**RECORDS:**
=-=-=-=-=
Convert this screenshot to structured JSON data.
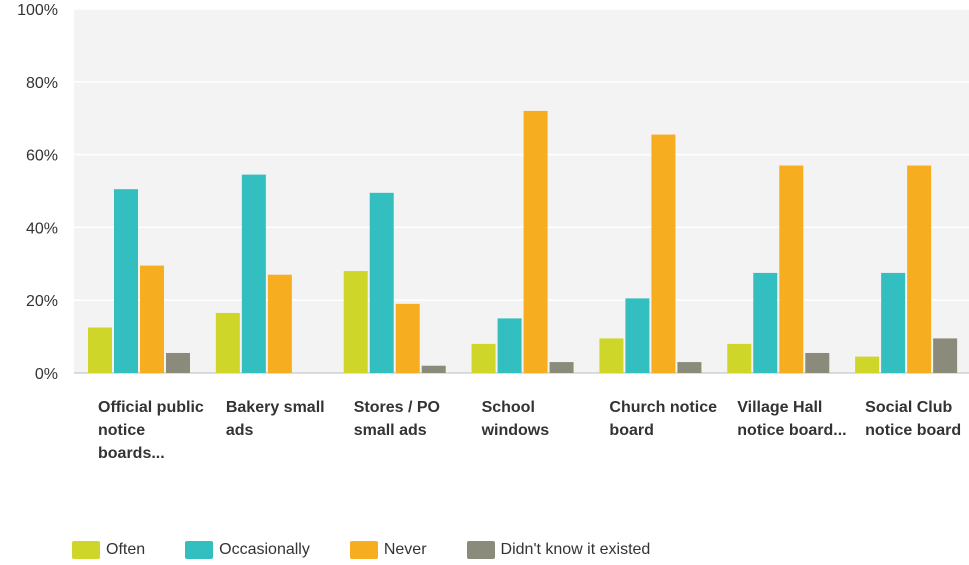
{
  "chart_data": {
    "type": "bar",
    "categories": [
      "Official public notice boards...",
      "Bakery small ads",
      "Stores / PO small ads",
      "School windows",
      "Church notice board",
      "Village Hall notice board...",
      "Social Club notice board"
    ],
    "series": [
      {
        "name": "Often",
        "color": "#cdd629",
        "values": [
          12.5,
          16.5,
          28,
          8,
          9.5,
          8,
          4.5
        ]
      },
      {
        "name": "Occasionally",
        "color": "#33bec0",
        "values": [
          50.5,
          54.5,
          49.5,
          15,
          20.5,
          27.5,
          27.5
        ]
      },
      {
        "name": "Never",
        "color": "#f7ad20",
        "values": [
          29.5,
          27,
          19,
          72,
          65.5,
          57,
          57
        ]
      },
      {
        "name": "Didn't know it existed",
        "color": "#8a8b7a",
        "values": [
          5.5,
          0,
          2,
          3,
          3,
          5.5,
          9.5
        ]
      }
    ],
    "yticks": [
      "0%",
      "20%",
      "40%",
      "60%",
      "80%",
      "100%"
    ],
    "ylim": [
      0,
      100
    ],
    "grid": true,
    "legend_position": "bottom-left"
  }
}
=-=-=-=-=
Using the listing, copy every line where the word "name" shows up.

        "name": "Often",
        "name": "Occasionally",
        "name": "Never",
        "name": "Didn't know it existed",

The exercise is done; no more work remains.